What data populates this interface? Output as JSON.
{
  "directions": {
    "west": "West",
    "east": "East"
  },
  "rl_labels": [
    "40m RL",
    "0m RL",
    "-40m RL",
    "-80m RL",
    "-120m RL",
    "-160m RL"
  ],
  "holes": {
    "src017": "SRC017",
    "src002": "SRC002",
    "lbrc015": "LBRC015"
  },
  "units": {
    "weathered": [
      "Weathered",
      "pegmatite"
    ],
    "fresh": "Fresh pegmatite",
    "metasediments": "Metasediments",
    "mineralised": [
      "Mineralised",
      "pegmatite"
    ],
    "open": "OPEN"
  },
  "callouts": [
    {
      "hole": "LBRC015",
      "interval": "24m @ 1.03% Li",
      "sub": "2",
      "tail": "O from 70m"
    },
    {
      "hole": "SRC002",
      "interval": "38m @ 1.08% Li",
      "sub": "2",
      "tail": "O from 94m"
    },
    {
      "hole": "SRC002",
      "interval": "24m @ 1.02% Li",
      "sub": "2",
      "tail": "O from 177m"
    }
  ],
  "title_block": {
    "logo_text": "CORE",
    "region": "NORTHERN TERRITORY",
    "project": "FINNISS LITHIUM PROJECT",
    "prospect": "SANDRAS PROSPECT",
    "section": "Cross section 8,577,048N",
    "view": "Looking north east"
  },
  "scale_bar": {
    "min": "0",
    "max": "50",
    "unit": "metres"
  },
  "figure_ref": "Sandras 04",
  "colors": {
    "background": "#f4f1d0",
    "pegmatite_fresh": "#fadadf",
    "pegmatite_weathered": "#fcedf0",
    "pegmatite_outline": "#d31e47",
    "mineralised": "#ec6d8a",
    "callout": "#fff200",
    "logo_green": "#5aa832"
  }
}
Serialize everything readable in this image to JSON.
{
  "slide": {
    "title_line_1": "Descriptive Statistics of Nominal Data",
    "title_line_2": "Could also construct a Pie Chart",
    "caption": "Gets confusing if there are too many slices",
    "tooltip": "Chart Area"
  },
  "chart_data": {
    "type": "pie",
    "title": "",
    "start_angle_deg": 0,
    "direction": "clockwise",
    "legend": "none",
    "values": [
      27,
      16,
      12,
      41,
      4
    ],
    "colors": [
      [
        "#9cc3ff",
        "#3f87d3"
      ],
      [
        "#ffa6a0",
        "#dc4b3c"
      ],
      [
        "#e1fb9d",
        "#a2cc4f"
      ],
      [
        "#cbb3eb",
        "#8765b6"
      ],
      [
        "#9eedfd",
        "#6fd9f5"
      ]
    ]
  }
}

Job
Copy every record above exactly as it appears.

Written answer
What data populates this interface? Output as JSON.
{
  "directions": {
    "west": "West",
    "east": "East"
  },
  "rl_labels": [
    "40m RL",
    "0m RL",
    "-40m RL",
    "-80m RL",
    "-120m RL",
    "-160m RL"
  ],
  "holes": {
    "src017": "SRC017",
    "src002": "SRC002",
    "lbrc015": "LBRC015"
  },
  "units": {
    "weathered": [
      "Weathered",
      "pegmatite"
    ],
    "fresh": "Fresh pegmatite",
    "metasediments": "Metasediments",
    "mineralised": [
      "Mineralised",
      "pegmatite"
    ],
    "open": "OPEN"
  },
  "callouts": [
    {
      "hole": "LBRC015",
      "interval": "24m @ 1.03% Li",
      "sub": "2",
      "tail": "O from 70m"
    },
    {
      "hole": "SRC002",
      "interval": "38m @ 1.08% Li",
      "sub": "2",
      "tail": "O from 94m"
    },
    {
      "hole": "SRC002",
      "interval": "24m @ 1.02% Li",
      "sub": "2",
      "tail": "O from 177m"
    }
  ],
  "title_block": {
    "logo_text": "CORE",
    "region": "NORTHERN TERRITORY",
    "project": "FINNISS LITHIUM PROJECT",
    "prospect": "SANDRAS PROSPECT",
    "section": "Cross section 8,577,048N",
    "view": "Looking north east"
  },
  "scale_bar": {
    "min": "0",
    "max": "50",
    "unit": "metres"
  },
  "figure_ref": "Sandras 04",
  "colors": {
    "background": "#f4f1d0",
    "pegmatite_fresh": "#fadadf",
    "pegmatite_weathered": "#fcedf0",
    "pegmatite_outline": "#d31e47",
    "mineralised": "#ec6d8a",
    "callout": "#fff200",
    "logo_green": "#5aa832"
  }
}
Serialize everything readable in this image to JSON.
{
  "slide": {
    "title_line_1": "Descriptive Statistics of Nominal Data",
    "title_line_2": "Could also construct a Pie Chart",
    "caption": "Gets confusing if there are too many slices",
    "tooltip": "Chart Area"
  },
  "chart_data": {
    "type": "pie",
    "title": "",
    "start_angle_deg": 0,
    "direction": "clockwise",
    "legend": "none",
    "values": [
      27,
      16,
      12,
      41,
      4
    ],
    "colors": [
      [
        "#9cc3ff",
        "#3f87d3"
      ],
      [
        "#ffa6a0",
        "#dc4b3c"
      ],
      [
        "#e1fb9d",
        "#a2cc4f"
      ],
      [
        "#cbb3eb",
        "#8765b6"
      ],
      [
        "#9eedfd",
        "#6fd9f5"
      ]
    ]
  }
}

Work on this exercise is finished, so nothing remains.